Look through the data below and count each line where the word "global" appears. Reply with the count alone.

[Extracted data entries]
▼

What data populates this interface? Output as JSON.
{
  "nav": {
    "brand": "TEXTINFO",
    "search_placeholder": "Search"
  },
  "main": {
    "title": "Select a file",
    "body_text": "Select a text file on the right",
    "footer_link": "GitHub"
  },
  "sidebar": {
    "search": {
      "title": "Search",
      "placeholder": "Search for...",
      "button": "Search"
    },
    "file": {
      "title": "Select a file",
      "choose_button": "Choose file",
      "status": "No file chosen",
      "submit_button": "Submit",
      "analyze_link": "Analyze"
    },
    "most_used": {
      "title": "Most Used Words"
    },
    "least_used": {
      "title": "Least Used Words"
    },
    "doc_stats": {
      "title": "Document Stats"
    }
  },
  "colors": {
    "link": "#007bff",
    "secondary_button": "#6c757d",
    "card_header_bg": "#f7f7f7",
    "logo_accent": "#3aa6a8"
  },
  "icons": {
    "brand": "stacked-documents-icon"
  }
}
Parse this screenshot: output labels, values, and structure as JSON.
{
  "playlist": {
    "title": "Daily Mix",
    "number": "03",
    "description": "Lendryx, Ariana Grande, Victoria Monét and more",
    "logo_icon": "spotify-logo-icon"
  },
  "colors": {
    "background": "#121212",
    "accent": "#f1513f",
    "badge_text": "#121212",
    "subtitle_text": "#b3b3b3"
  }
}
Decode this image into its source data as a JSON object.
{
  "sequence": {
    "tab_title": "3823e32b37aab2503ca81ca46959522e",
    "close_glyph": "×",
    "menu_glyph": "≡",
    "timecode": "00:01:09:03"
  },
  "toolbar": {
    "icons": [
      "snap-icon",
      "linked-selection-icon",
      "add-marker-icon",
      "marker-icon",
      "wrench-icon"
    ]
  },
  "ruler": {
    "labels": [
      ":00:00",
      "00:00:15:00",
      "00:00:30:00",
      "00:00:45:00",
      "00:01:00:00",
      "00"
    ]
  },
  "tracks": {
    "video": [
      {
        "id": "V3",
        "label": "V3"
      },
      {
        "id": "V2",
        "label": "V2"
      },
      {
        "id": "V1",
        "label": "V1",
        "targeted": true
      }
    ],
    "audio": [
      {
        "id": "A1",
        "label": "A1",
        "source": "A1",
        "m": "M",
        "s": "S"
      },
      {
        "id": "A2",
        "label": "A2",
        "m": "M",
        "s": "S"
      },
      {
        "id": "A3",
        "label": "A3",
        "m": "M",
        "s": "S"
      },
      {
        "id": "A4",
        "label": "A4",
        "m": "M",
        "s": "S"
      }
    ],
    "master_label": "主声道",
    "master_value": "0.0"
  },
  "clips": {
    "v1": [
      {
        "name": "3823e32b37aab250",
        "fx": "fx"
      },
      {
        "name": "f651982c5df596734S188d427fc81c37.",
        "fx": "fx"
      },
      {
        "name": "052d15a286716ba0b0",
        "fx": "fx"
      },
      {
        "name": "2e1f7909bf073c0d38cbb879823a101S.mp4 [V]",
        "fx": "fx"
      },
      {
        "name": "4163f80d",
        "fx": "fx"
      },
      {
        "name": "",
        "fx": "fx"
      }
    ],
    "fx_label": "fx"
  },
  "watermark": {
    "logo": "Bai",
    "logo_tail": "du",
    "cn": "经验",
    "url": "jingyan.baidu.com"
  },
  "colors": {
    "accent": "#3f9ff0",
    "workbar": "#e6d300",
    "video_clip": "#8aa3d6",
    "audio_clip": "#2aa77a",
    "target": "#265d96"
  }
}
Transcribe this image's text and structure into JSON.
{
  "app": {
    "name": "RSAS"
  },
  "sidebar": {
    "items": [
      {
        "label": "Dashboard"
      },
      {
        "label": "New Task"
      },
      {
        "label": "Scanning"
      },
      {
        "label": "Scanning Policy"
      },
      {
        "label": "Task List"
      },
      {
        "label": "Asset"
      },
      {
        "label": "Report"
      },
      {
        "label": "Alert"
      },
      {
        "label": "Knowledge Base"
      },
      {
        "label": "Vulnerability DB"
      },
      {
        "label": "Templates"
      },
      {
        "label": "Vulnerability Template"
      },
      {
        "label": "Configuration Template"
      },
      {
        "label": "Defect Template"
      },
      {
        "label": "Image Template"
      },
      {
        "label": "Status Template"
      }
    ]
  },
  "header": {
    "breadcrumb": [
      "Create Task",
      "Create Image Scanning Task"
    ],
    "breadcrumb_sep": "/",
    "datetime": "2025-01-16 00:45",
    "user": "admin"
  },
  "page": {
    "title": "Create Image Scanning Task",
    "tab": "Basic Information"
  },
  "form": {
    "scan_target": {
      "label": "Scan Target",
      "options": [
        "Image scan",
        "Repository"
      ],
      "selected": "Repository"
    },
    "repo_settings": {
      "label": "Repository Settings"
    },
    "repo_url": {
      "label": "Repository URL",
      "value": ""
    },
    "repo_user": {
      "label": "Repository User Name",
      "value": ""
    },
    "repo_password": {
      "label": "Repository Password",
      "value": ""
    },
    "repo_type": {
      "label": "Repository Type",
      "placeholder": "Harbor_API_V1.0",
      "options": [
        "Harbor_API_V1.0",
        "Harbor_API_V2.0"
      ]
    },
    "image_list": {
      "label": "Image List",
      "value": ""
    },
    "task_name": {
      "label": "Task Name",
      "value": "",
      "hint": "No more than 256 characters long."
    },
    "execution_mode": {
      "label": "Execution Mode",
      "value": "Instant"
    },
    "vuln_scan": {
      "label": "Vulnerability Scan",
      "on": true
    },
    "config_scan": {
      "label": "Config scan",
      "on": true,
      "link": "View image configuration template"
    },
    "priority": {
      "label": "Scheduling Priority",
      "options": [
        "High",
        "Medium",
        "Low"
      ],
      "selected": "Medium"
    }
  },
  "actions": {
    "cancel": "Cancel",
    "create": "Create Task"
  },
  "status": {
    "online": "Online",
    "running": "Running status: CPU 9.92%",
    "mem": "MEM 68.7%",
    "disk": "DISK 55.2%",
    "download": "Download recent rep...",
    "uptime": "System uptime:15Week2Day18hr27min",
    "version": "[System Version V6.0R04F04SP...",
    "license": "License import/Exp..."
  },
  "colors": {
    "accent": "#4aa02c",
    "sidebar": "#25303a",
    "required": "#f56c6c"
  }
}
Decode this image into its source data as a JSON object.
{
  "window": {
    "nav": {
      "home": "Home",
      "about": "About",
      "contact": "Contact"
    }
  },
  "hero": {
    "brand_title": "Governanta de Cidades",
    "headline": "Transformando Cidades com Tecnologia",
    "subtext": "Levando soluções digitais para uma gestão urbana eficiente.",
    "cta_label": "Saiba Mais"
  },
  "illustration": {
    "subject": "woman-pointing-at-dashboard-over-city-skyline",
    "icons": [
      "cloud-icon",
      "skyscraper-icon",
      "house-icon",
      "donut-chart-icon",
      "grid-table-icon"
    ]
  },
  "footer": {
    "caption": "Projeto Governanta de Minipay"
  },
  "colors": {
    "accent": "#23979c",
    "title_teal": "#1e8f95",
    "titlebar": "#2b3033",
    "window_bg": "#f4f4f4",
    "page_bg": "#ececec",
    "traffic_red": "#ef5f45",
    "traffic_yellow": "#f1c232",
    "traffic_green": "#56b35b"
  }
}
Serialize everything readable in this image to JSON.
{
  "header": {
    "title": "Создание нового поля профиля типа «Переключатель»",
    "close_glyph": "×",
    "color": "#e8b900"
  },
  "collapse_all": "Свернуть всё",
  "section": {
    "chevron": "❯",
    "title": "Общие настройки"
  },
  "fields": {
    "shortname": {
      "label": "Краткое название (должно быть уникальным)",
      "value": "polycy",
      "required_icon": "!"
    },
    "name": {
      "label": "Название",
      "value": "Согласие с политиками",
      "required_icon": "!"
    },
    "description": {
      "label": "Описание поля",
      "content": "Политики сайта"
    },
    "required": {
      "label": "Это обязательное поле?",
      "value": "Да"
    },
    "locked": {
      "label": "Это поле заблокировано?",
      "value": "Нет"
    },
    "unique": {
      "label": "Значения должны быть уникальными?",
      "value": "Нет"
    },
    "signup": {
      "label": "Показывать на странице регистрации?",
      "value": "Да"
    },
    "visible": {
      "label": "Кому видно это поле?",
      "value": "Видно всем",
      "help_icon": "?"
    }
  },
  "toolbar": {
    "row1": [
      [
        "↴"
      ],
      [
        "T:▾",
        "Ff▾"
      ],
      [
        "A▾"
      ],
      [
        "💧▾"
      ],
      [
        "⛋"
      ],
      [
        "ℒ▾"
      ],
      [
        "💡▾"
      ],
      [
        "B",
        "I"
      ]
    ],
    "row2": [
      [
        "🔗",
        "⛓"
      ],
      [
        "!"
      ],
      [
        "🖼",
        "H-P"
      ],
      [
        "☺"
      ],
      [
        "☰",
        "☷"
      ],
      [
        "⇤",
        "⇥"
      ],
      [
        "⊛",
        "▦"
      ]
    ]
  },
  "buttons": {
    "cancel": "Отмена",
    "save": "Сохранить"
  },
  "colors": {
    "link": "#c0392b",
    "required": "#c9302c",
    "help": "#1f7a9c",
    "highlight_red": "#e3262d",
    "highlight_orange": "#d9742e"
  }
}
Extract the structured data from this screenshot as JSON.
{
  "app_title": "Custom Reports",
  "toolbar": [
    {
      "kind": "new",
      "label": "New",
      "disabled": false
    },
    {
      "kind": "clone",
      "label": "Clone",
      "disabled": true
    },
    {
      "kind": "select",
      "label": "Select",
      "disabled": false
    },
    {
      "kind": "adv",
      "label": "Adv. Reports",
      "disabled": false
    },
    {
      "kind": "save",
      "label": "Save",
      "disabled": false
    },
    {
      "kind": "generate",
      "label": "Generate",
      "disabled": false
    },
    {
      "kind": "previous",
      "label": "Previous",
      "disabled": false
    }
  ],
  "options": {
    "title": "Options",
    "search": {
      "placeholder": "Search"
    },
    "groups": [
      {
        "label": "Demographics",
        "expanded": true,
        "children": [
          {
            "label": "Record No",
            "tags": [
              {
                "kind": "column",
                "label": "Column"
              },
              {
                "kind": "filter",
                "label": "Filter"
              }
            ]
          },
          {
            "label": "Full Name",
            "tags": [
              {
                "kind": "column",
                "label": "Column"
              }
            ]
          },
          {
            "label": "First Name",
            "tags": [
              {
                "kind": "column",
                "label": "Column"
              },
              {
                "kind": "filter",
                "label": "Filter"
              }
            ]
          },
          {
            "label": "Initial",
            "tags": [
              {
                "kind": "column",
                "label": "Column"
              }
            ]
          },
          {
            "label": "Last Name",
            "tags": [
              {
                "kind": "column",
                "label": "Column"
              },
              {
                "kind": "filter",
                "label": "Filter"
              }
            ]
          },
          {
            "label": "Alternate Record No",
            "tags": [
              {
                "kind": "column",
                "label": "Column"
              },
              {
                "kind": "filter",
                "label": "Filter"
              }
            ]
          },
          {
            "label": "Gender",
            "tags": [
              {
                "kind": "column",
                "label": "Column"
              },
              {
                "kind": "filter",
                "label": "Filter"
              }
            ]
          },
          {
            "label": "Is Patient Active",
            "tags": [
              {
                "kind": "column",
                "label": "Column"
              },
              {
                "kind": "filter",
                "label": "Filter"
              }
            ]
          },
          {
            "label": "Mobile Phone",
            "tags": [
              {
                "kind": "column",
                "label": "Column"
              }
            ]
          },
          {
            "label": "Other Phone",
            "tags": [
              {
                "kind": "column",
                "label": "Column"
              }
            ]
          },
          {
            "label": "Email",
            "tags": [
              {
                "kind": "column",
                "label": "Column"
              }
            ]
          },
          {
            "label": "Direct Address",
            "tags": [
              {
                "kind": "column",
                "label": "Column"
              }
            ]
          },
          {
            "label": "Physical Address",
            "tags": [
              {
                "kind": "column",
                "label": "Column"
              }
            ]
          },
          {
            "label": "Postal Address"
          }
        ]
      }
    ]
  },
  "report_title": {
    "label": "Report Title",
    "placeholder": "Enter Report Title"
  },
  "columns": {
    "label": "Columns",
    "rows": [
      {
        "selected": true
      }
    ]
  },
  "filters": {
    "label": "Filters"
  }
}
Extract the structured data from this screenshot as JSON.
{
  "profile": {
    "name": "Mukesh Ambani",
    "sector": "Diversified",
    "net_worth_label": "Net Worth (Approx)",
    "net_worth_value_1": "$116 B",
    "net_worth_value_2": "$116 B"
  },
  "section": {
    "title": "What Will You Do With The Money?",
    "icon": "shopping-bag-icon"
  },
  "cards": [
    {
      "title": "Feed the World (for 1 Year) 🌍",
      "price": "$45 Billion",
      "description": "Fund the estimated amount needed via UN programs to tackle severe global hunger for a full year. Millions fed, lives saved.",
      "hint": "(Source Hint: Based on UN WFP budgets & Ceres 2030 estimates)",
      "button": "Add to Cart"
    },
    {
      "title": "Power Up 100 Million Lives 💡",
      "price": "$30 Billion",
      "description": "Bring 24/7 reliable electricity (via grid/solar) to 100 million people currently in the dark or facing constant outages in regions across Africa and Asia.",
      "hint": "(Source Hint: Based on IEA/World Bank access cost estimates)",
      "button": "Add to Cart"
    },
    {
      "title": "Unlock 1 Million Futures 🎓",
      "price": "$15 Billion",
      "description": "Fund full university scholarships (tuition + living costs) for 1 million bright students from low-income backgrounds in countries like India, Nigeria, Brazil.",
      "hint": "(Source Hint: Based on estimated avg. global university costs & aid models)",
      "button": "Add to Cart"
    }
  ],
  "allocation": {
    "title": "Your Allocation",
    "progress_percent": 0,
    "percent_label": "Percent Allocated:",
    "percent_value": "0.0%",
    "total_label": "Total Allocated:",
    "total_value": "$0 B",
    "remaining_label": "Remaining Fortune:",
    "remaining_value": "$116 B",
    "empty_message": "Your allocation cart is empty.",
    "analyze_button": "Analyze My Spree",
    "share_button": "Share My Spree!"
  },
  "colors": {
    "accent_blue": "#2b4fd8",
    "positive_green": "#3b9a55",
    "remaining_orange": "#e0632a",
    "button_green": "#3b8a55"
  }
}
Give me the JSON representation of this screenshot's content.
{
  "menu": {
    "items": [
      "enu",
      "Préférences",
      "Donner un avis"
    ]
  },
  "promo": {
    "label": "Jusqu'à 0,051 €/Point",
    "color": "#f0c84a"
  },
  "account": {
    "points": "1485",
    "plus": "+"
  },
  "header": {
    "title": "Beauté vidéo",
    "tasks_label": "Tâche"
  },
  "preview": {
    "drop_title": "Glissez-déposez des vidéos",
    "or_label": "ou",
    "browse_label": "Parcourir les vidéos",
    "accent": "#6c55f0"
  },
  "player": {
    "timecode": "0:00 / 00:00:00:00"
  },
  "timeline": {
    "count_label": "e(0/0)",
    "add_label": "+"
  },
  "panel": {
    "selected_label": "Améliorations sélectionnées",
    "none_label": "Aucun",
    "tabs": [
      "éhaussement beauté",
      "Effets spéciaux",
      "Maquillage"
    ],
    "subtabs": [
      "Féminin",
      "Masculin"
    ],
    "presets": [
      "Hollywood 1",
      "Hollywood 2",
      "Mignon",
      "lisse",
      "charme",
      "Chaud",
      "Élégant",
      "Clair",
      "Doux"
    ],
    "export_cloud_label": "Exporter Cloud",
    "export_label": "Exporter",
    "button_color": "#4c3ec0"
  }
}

▲

◆ Exercise result: 2